▶ **Your instructions**
Print the entries that appear below, exactly as written and without their pictures.
— Begin Provided records —
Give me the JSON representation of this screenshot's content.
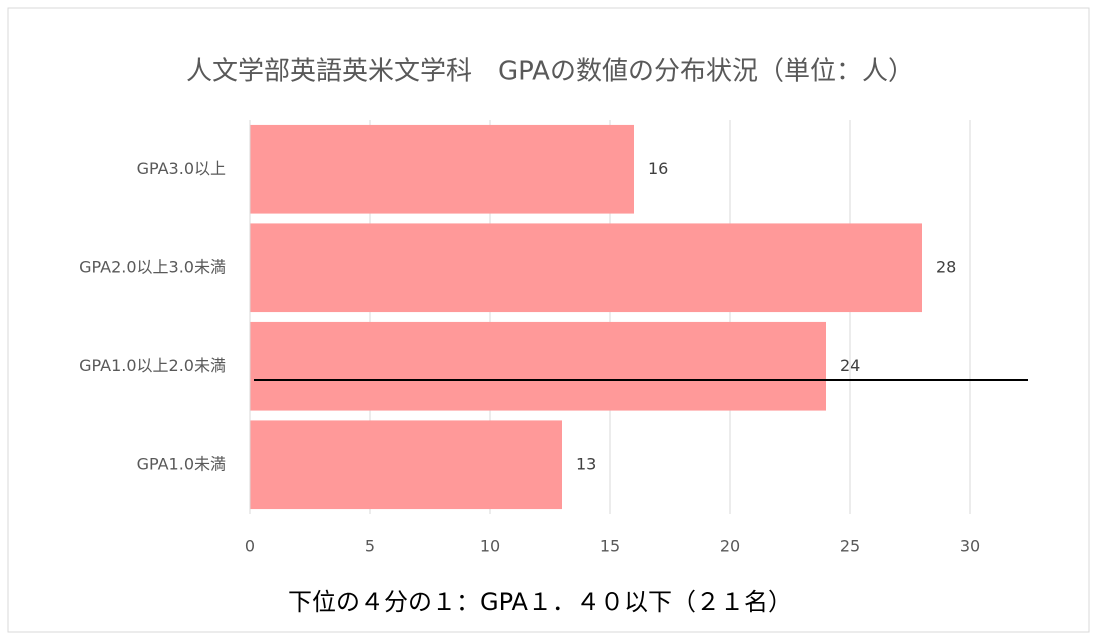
{
  "chart_data": {
    "type": "hbar",
    "title": "人文学部英語英米文学科　GPAの数値の分布状況（単位：人）",
    "categories": [
      "GPA3.0以上",
      "GPA2.0以上3.0未満",
      "GPA1.0以上2.0未満",
      "GPA1.0未満"
    ],
    "values": [
      16,
      28,
      24,
      13
    ],
    "color": "#ff9999",
    "xlim": [
      0,
      30
    ],
    "xticks": [
      0,
      5,
      10,
      15,
      20,
      25,
      30
    ],
    "grid": true,
    "xlabel": "下位の４分の１：GPA１．４０以下（２１名）"
  }
}
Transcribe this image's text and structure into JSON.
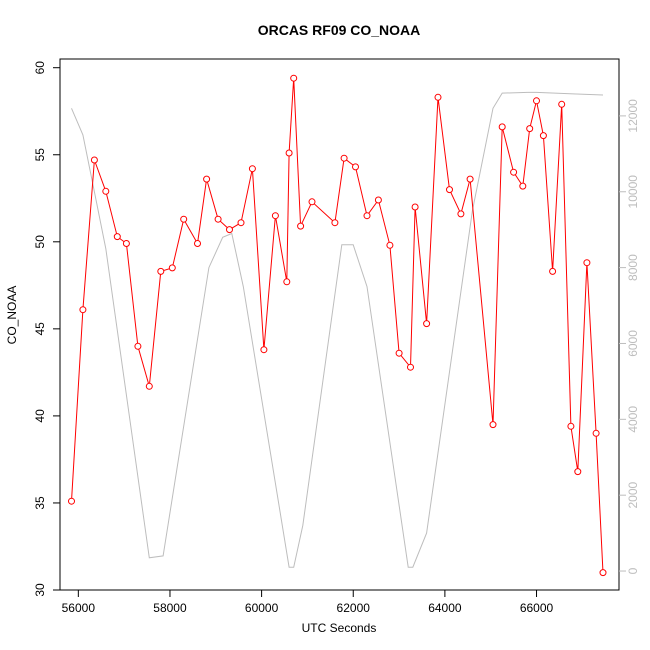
{
  "chart_data": {
    "type": "line",
    "title": "ORCAS RF09 CO_NOAA",
    "xlabel": "UTC Seconds",
    "ylabel": "CO_NOAA",
    "xlim": [
      55600,
      67800
    ],
    "ylim": [
      30,
      60.5
    ],
    "y2lim": [
      -500,
      13500
    ],
    "x_ticks": [
      56000,
      58000,
      60000,
      62000,
      64000,
      66000
    ],
    "y_ticks": [
      30,
      35,
      40,
      45,
      50,
      55,
      60
    ],
    "y2_ticks": [
      0,
      2000,
      4000,
      6000,
      8000,
      10000,
      12000
    ],
    "grid": false,
    "colors": {
      "co": "#ff0000",
      "altitude": "#bdbdbd"
    },
    "series": [
      {
        "axis": "left",
        "style": "line+points",
        "x": [
          55850,
          56100,
          56350,
          56600,
          56850,
          57050,
          57300,
          57550,
          57800,
          58050,
          58300,
          58600,
          58800,
          59050,
          59300,
          59550,
          59800,
          60050,
          60300,
          60550,
          60600,
          60700,
          60850,
          61100,
          61600,
          61800,
          62050,
          62300,
          62550,
          62800,
          63000,
          63250,
          63350,
          63600,
          63850,
          64100,
          64350,
          64550,
          65050,
          65250,
          65500,
          65700,
          65850,
          66000,
          66150,
          66350,
          66550,
          66750,
          66900,
          67100,
          67300,
          67450
        ],
        "y": [
          35.1,
          46.1,
          54.7,
          52.9,
          50.3,
          49.9,
          44.0,
          41.7,
          48.3,
          48.5,
          51.3,
          49.9,
          53.6,
          51.3,
          50.7,
          51.1,
          54.2,
          43.8,
          51.5,
          47.7,
          55.1,
          59.4,
          50.9,
          52.3,
          51.1,
          54.8,
          54.3,
          51.5,
          52.4,
          49.8,
          43.6,
          42.8,
          52.0,
          45.3,
          58.3,
          53.0,
          51.6,
          53.6,
          39.5,
          56.6,
          54.0,
          53.2,
          56.5,
          58.1,
          56.1,
          48.3,
          57.9,
          39.4,
          36.8,
          48.8,
          39.0,
          31.0
        ]
      },
      {
        "axis": "right",
        "style": "line",
        "x": [
          55850,
          56100,
          56350,
          56600,
          57550,
          57850,
          58850,
          59150,
          59350,
          59600,
          60600,
          60700,
          60900,
          61750,
          62000,
          62300,
          63200,
          63300,
          63600,
          64600,
          65050,
          65250,
          65800,
          66000,
          66800,
          67450
        ],
        "y": [
          12200,
          11500,
          10000,
          8500,
          350,
          400,
          8000,
          8800,
          8900,
          7500,
          100,
          100,
          1200,
          8600,
          8600,
          7500,
          100,
          100,
          1000,
          9500,
          12200,
          12600,
          12620,
          12620,
          12580,
          12550
        ]
      }
    ]
  }
}
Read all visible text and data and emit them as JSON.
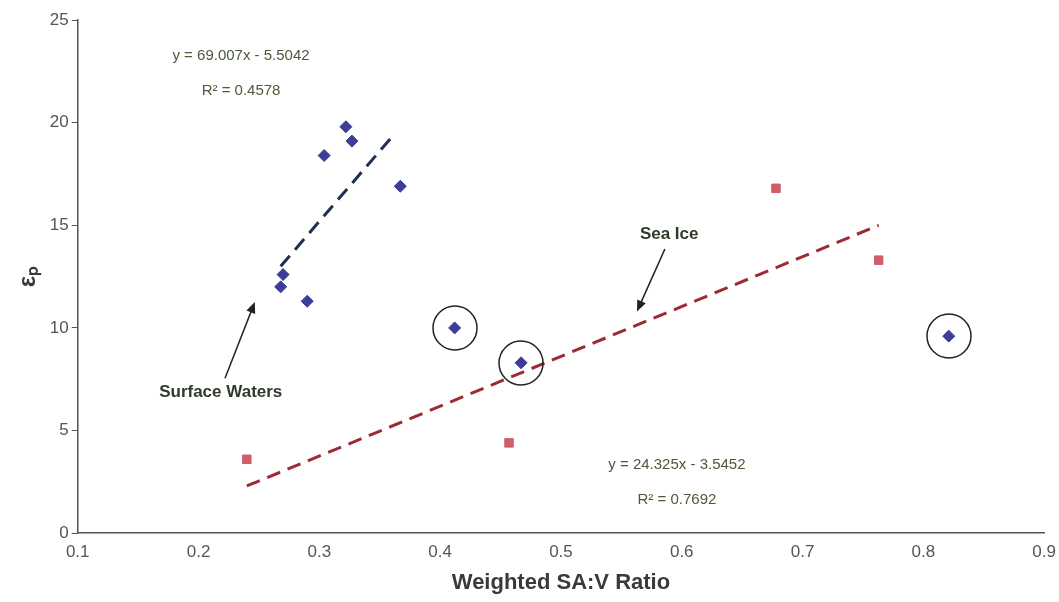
{
  "chart_data": {
    "type": "scatter",
    "xlabel": "Weighted SA:V Ratio",
    "ylabel": "εₚ",
    "xlim": [
      0.1,
      0.9
    ],
    "xticks": [
      0.1,
      0.2,
      0.3,
      0.4,
      0.5,
      0.6,
      0.7,
      0.8,
      0.9
    ],
    "ylim": [
      0,
      25
    ],
    "yticks": [
      0,
      5,
      10,
      15,
      20,
      25
    ],
    "grid": false,
    "legend": false,
    "series": [
      {
        "marker": "diamond",
        "color": "#3d3d99",
        "x": [
          0.322,
          0.327,
          0.304,
          0.367,
          0.27,
          0.268,
          0.29
        ],
        "values": [
          19.8,
          19.1,
          18.4,
          16.9,
          12.6,
          12.0,
          11.3
        ]
      },
      {
        "marker": "square",
        "color": "#cc5f6a",
        "x": [
          0.24,
          0.457,
          0.678,
          0.763
        ],
        "values": [
          3.6,
          4.4,
          16.8,
          13.3
        ]
      },
      {
        "marker": "diamond",
        "color": "#3d3d99",
        "x": [
          0.412,
          0.467,
          0.821
        ],
        "values": [
          10.0,
          8.3,
          9.6
        ]
      },
      {
        "type": "line",
        "marker": "none",
        "line_style": "dashed",
        "color": "#1f3050",
        "x": [
          0.268,
          0.36
        ],
        "values": [
          13.0,
          19.3
        ]
      },
      {
        "type": "line",
        "marker": "none",
        "line_style": "dashed",
        "color": "#9e2a35",
        "x": [
          0.24,
          0.763
        ],
        "values": [
          2.3,
          15.0
        ]
      }
    ],
    "annotations": [
      "y = 69.007x - 5.5042",
      "R² = 0.4578",
      "y = 24.325x - 3.5452",
      "R² = 0.7692",
      "Surface Waters",
      "Sea Ice"
    ]
  }
}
— End Provided records —
▶ **Reply to the task**
Give me the JSON representation of this screenshot's content.
{
  "chart_data": {
    "type": "hbar",
    "title": "人文学部英語英米文学科　GPAの数値の分布状況（単位：人）",
    "categories": [
      "GPA3.0以上",
      "GPA2.0以上3.0未満",
      "GPA1.0以上2.0未満",
      "GPA1.0未満"
    ],
    "values": [
      16,
      28,
      24,
      13
    ],
    "color": "#ff9999",
    "xlim": [
      0,
      30
    ],
    "xticks": [
      0,
      5,
      10,
      15,
      20,
      25,
      30
    ],
    "grid": true,
    "xlabel": "下位の４分の１：GPA１．４０以下（２１名）"
  }
}
Transcribe this image's text and structure into JSON.
{
  "chart_data": {
    "type": "line",
    "title": "ORCAS RF09 CO_NOAA",
    "xlabel": "UTC Seconds",
    "ylabel": "CO_NOAA",
    "xlim": [
      55600,
      67800
    ],
    "ylim": [
      30,
      60.5
    ],
    "y2lim": [
      -500,
      13500
    ],
    "x_ticks": [
      56000,
      58000,
      60000,
      62000,
      64000,
      66000
    ],
    "y_ticks": [
      30,
      35,
      40,
      45,
      50,
      55,
      60
    ],
    "y2_ticks": [
      0,
      2000,
      4000,
      6000,
      8000,
      10000,
      12000
    ],
    "grid": false,
    "colors": {
      "co": "#ff0000",
      "altitude": "#bdbdbd"
    },
    "series": [
      {
        "axis": "left",
        "style": "line+points",
        "x": [
          55850,
          56100,
          56350,
          56600,
          56850,
          57050,
          57300,
          57550,
          57800,
          58050,
          58300,
          58600,
          58800,
          59050,
          59300,
          59550,
          59800,
          60050,
          60300,
          60550,
          60600,
          60700,
          60850,
          61100,
          61600,
          61800,
          62050,
          62300,
          62550,
          62800,
          63000,
          63250,
          63350,
          63600,
          63850,
          64100,
          64350,
          64550,
          65050,
          65250,
          65500,
          65700,
          65850,
          66000,
          66150,
          66350,
          66550,
          66750,
          66900,
          67100,
          67300,
          67450
        ],
        "y": [
          35.1,
          46.1,
          54.7,
          52.9,
          50.3,
          49.9,
          44.0,
          41.7,
          48.3,
          48.5,
          51.3,
          49.9,
          53.6,
          51.3,
          50.7,
          51.1,
          54.2,
          43.8,
          51.5,
          47.7,
          55.1,
          59.4,
          50.9,
          52.3,
          51.1,
          54.8,
          54.3,
          51.5,
          52.4,
          49.8,
          43.6,
          42.8,
          52.0,
          45.3,
          58.3,
          53.0,
          51.6,
          53.6,
          39.5,
          56.6,
          54.0,
          53.2,
          56.5,
          58.1,
          56.1,
          48.3,
          57.9,
          39.4,
          36.8,
          48.8,
          39.0,
          31.0
        ]
      },
      {
        "axis": "right",
        "style": "line",
        "x": [
          55850,
          56100,
          56350,
          56600,
          57550,
          57850,
          58850,
          59150,
          59350,
          59600,
          60600,
          60700,
          60900,
          61750,
          62000,
          62300,
          63200,
          63300,
          63600,
          64600,
          65050,
          65250,
          65800,
          66000,
          66800,
          67450
        ],
        "y": [
          12200,
          11500,
          10000,
          8500,
          350,
          400,
          8000,
          8800,
          8900,
          7500,
          100,
          100,
          1200,
          8600,
          8600,
          7500,
          100,
          100,
          1000,
          9500,
          12200,
          12600,
          12620,
          12620,
          12580,
          12550
        ]
      }
    ]
  }
}
Read all visible text and data and emit them as JSON.
{
  "chart_data": {
    "type": "scatter",
    "xlabel": "Weighted SA:V Ratio",
    "ylabel": "εₚ",
    "xlim": [
      0.1,
      0.9
    ],
    "xticks": [
      0.1,
      0.2,
      0.3,
      0.4,
      0.5,
      0.6,
      0.7,
      0.8,
      0.9
    ],
    "ylim": [
      0,
      25
    ],
    "yticks": [
      0,
      5,
      10,
      15,
      20,
      25
    ],
    "grid": false,
    "legend": false,
    "series": [
      {
        "marker": "diamond",
        "color": "#3d3d99",
        "x": [
          0.322,
          0.327,
          0.304,
          0.367,
          0.27,
          0.268,
          0.29
        ],
        "values": [
          19.8,
          19.1,
          18.4,
          16.9,
          12.6,
          12.0,
          11.3
        ]
      },
      {
        "marker": "square",
        "color": "#cc5f6a",
        "x": [
          0.24,
          0.457,
          0.678,
          0.763
        ],
        "values": [
          3.6,
          4.4,
          16.8,
          13.3
        ]
      },
      {
        "marker": "diamond",
        "color": "#3d3d99",
        "x": [
          0.412,
          0.467,
          0.821
        ],
        "values": [
          10.0,
          8.3,
          9.6
        ]
      },
      {
        "type": "line",
        "marker": "none",
        "line_style": "dashed",
        "color": "#1f3050",
        "x": [
          0.268,
          0.36
        ],
        "values": [
          13.0,
          19.3
        ]
      },
      {
        "type": "line",
        "marker": "none",
        "line_style": "dashed",
        "color": "#9e2a35",
        "x": [
          0.24,
          0.763
        ],
        "values": [
          2.3,
          15.0
        ]
      }
    ],
    "annotations": [
      "y = 69.007x - 5.5042",
      "R² = 0.4578",
      "y = 24.325x - 3.5452",
      "R² = 0.7692",
      "Surface Waters",
      "Sea Ice"
    ]
  }
}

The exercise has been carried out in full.